§ **What needs to be done**: Your task is to repeat the lines below exactly, excluding any pictures they contain.

········

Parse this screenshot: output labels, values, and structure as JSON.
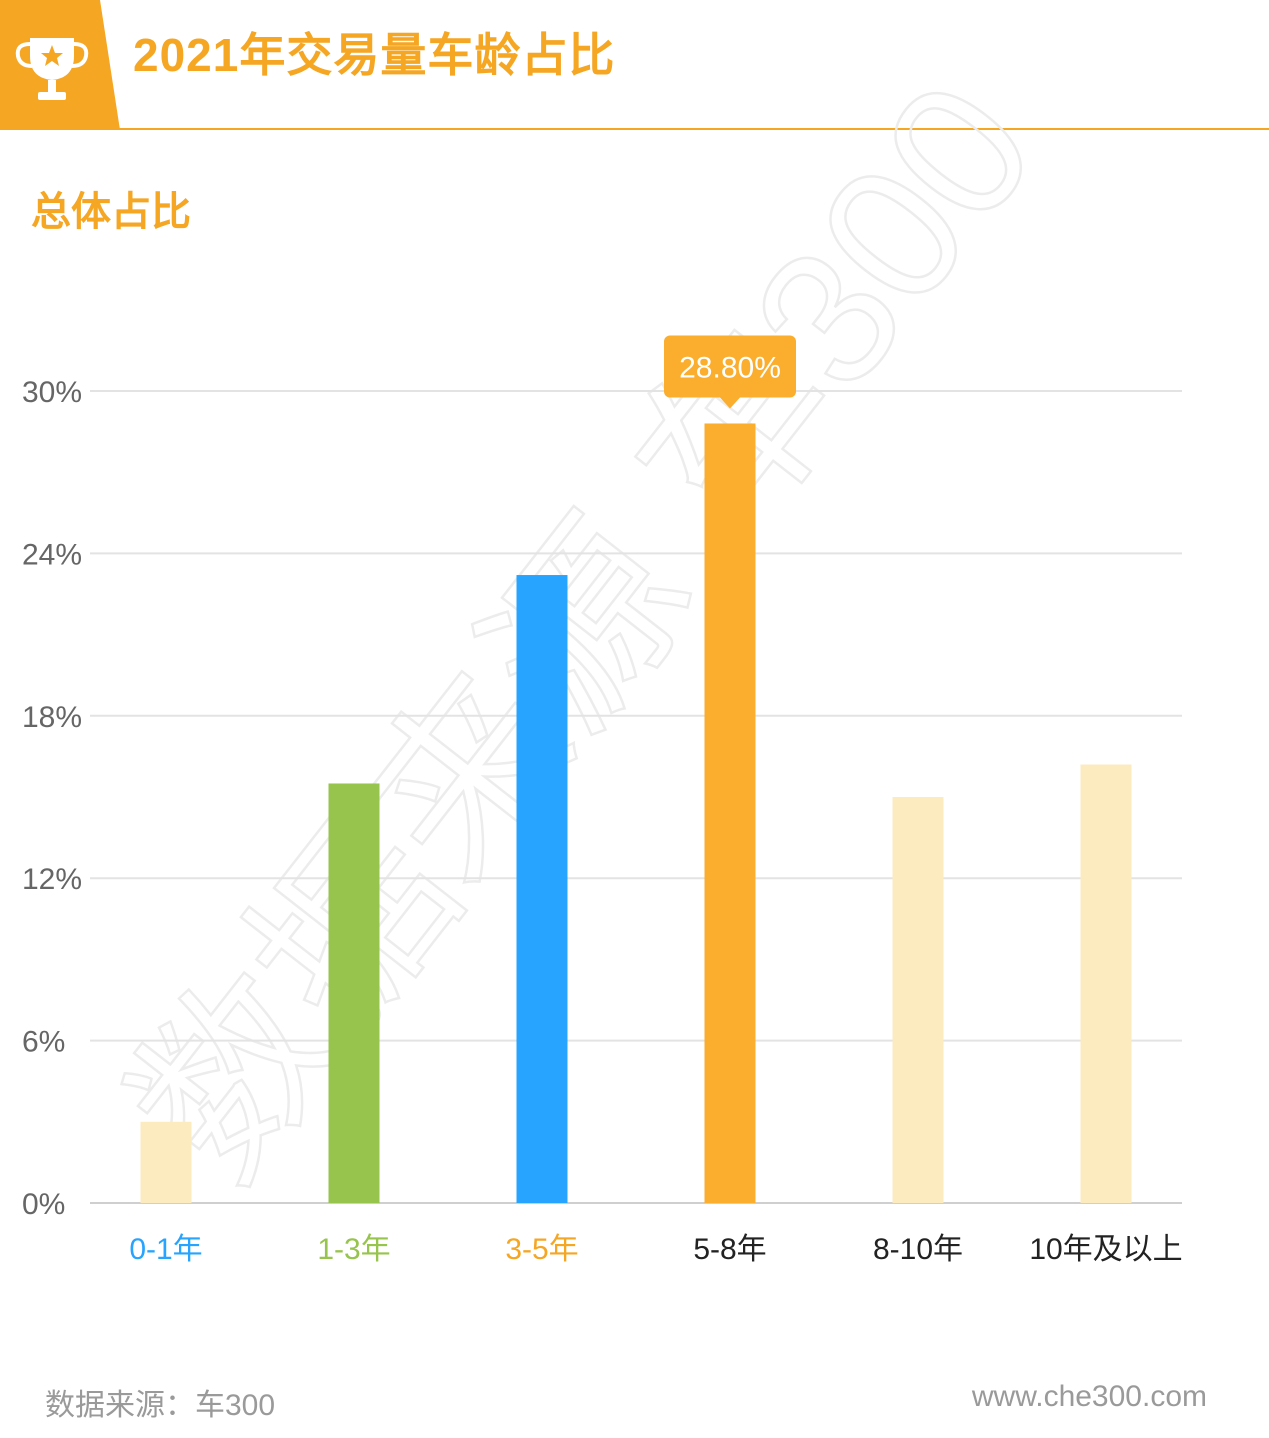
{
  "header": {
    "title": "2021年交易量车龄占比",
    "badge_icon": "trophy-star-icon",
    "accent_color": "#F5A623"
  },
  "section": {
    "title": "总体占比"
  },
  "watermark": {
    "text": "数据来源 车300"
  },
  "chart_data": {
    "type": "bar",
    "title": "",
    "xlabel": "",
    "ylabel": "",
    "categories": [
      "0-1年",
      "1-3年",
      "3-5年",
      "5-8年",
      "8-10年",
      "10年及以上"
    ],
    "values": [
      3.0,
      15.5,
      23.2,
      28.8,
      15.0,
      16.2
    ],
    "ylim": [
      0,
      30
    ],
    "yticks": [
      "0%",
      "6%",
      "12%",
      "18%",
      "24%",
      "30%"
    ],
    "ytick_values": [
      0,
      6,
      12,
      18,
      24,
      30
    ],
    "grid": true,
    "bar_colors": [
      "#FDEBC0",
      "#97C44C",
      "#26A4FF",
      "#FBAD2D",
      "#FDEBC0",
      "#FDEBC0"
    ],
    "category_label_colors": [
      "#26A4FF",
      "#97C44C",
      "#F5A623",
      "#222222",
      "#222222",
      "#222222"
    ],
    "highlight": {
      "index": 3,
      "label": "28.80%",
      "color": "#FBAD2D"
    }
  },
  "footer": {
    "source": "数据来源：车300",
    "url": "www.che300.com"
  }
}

········

§ **Written solution**:
Parse this screenshot: output labels, values, and structure as JSON.
{
  "header": {
    "title": "2021年交易量车龄占比",
    "badge_icon": "trophy-star-icon",
    "accent_color": "#F5A623"
  },
  "section": {
    "title": "总体占比"
  },
  "watermark": {
    "text": "数据来源 车300"
  },
  "chart_data": {
    "type": "bar",
    "title": "",
    "xlabel": "",
    "ylabel": "",
    "categories": [
      "0-1年",
      "1-3年",
      "3-5年",
      "5-8年",
      "8-10年",
      "10年及以上"
    ],
    "values": [
      3.0,
      15.5,
      23.2,
      28.8,
      15.0,
      16.2
    ],
    "ylim": [
      0,
      30
    ],
    "yticks": [
      "0%",
      "6%",
      "12%",
      "18%",
      "24%",
      "30%"
    ],
    "ytick_values": [
      0,
      6,
      12,
      18,
      24,
      30
    ],
    "grid": true,
    "bar_colors": [
      "#FDEBC0",
      "#97C44C",
      "#26A4FF",
      "#FBAD2D",
      "#FDEBC0",
      "#FDEBC0"
    ],
    "category_label_colors": [
      "#26A4FF",
      "#97C44C",
      "#F5A623",
      "#222222",
      "#222222",
      "#222222"
    ],
    "highlight": {
      "index": 3,
      "label": "28.80%",
      "color": "#FBAD2D"
    }
  },
  "footer": {
    "source": "数据来源：车300",
    "url": "www.che300.com"
  }
}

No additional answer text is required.